* begin DATASET RECORDS *

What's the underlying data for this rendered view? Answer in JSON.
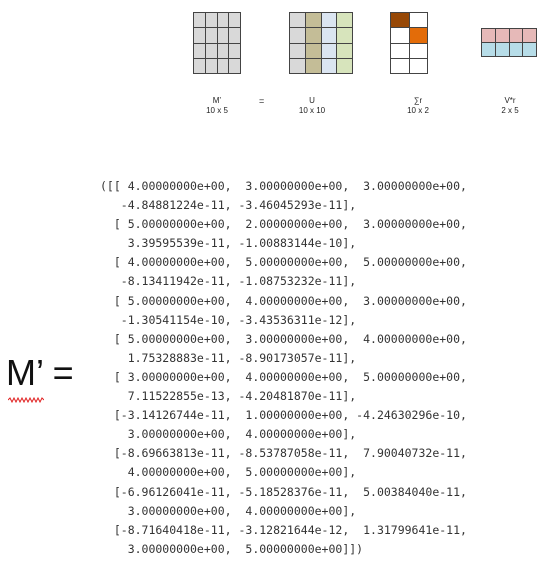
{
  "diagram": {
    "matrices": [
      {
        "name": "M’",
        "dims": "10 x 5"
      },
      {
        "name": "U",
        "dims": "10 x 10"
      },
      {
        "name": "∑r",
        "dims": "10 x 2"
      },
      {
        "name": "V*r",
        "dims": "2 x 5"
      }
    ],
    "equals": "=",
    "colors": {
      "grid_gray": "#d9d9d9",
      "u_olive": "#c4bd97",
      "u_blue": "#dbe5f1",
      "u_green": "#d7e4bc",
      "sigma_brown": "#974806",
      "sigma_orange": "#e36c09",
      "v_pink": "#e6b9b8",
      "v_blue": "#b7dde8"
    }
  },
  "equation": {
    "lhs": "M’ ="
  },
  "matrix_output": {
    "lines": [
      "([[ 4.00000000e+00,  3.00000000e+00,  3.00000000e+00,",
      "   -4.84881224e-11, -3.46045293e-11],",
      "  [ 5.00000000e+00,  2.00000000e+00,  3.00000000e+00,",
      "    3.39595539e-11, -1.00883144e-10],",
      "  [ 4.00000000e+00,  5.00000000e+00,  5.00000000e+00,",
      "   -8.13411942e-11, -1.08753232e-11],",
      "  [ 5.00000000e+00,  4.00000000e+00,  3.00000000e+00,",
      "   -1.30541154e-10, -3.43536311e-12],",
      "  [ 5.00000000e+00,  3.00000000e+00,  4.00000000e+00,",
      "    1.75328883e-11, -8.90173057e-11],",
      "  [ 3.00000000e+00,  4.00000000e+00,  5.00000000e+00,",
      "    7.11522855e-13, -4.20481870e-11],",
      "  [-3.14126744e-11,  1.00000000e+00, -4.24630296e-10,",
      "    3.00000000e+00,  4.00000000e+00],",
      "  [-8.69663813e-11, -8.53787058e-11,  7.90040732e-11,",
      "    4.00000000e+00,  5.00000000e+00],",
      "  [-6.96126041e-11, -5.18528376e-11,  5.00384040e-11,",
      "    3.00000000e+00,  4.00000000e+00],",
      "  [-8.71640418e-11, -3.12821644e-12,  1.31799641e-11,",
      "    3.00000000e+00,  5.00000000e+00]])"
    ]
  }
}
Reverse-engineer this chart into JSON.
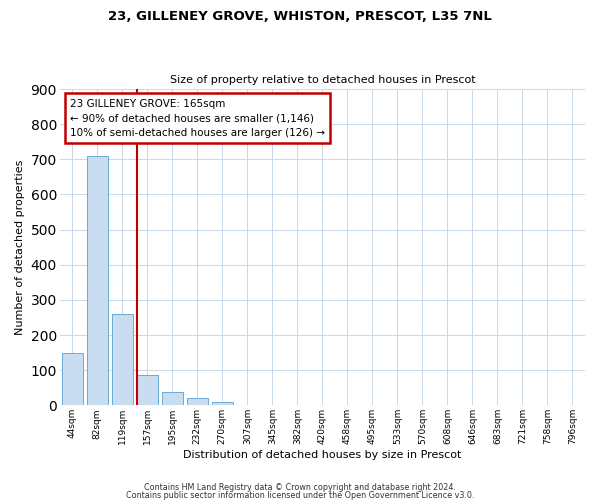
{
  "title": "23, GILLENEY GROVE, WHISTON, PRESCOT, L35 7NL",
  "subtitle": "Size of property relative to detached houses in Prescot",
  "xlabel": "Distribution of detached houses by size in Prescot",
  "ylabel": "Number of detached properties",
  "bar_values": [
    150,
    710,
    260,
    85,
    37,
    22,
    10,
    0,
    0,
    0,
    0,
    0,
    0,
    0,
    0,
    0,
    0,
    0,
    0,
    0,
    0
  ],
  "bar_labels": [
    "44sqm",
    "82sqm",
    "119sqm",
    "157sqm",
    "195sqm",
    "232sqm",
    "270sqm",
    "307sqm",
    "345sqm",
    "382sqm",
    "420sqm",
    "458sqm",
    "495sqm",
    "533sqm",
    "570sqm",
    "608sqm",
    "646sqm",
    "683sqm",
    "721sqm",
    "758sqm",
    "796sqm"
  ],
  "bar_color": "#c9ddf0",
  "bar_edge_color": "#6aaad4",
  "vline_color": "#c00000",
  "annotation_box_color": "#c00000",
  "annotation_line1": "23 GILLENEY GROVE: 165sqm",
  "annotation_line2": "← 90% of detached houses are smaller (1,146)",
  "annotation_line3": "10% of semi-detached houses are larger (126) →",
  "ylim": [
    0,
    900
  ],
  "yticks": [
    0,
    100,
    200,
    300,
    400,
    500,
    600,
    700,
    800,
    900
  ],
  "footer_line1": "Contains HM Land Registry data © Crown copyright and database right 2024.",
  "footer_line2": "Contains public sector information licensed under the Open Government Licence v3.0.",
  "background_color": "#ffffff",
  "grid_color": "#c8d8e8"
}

* end DATASET RECORDS *
* begin DATASET RECORDS *

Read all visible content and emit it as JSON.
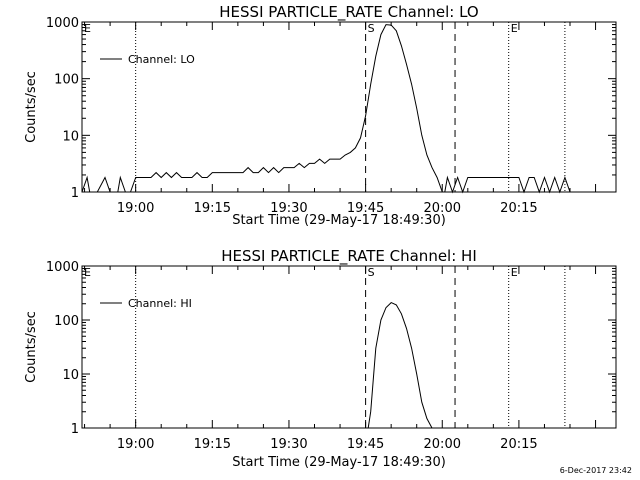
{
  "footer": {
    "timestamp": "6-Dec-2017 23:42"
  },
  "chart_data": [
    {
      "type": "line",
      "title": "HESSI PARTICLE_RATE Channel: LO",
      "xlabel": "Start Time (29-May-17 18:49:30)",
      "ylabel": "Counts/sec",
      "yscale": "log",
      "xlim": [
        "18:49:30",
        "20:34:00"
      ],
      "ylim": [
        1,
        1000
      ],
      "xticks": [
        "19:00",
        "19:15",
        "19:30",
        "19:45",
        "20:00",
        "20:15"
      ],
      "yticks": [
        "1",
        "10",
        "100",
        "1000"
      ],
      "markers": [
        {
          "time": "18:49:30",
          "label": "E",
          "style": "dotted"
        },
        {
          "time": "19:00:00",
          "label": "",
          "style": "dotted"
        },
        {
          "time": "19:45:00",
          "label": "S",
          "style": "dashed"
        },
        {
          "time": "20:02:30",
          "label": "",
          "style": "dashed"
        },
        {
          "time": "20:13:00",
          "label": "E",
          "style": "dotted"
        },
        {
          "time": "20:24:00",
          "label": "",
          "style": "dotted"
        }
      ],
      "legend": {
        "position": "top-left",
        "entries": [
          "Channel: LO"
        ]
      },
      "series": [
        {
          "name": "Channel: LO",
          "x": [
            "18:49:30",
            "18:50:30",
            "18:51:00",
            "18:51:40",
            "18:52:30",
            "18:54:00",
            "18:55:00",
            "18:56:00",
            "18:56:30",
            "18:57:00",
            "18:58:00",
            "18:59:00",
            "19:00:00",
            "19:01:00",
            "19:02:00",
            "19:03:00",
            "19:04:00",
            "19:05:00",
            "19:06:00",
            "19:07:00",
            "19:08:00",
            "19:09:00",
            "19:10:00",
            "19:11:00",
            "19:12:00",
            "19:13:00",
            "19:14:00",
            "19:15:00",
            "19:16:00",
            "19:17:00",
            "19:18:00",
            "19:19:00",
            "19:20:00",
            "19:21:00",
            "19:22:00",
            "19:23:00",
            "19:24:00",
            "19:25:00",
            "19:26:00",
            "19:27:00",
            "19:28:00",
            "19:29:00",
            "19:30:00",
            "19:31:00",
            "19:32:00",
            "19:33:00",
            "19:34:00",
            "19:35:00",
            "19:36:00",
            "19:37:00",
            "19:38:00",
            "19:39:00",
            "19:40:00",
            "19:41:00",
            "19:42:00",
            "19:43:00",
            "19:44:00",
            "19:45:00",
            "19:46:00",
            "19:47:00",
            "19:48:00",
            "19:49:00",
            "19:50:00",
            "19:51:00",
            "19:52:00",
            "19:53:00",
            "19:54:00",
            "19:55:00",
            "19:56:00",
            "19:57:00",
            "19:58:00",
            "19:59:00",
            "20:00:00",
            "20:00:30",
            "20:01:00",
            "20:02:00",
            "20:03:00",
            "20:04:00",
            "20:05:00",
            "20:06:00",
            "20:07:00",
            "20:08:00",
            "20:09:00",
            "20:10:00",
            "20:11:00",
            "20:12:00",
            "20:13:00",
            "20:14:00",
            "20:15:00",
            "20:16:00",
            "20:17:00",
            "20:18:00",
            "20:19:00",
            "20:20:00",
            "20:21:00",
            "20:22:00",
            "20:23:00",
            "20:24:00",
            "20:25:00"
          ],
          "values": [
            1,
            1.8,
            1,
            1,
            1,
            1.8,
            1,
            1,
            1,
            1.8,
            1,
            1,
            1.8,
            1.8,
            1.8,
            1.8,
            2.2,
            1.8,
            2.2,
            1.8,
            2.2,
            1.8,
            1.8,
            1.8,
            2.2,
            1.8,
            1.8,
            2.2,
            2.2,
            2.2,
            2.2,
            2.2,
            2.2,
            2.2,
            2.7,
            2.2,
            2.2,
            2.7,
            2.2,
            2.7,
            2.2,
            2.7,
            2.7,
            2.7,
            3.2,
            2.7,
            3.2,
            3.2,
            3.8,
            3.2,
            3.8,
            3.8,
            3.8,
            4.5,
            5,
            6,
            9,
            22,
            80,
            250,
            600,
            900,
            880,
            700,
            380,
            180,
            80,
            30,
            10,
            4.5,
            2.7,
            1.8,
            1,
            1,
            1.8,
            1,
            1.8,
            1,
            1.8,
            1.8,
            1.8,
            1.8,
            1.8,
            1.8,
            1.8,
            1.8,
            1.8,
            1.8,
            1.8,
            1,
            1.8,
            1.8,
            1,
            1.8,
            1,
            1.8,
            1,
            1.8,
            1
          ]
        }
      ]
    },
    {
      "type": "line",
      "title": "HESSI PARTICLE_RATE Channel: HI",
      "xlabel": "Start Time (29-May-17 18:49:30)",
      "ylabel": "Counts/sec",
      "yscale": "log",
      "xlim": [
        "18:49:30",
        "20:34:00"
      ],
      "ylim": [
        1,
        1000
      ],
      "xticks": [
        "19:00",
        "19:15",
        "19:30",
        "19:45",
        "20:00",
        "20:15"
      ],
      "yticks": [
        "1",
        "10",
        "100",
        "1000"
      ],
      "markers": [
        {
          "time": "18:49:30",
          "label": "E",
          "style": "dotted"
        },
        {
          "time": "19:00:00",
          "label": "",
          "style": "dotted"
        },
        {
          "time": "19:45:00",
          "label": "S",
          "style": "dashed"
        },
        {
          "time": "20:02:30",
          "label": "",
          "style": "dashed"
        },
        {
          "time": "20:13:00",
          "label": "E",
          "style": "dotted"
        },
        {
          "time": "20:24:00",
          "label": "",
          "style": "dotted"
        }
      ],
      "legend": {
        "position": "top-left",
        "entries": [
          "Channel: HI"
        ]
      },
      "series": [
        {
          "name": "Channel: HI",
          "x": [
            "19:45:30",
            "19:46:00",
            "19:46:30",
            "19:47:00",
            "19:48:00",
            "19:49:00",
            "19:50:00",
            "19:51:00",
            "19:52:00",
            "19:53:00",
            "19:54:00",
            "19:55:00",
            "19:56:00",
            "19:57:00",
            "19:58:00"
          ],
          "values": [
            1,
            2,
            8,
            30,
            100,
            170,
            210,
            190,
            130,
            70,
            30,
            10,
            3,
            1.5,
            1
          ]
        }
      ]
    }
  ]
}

* end DATASET RECORDS *

Look above for lines with the word "JSON" and copy them all.

■ **TASK RESULT**:
What's the underlying data for this rendered view? Answer in JSON.
Reverse-engineer this chart into JSON.
Read all visible content and emit it as JSON.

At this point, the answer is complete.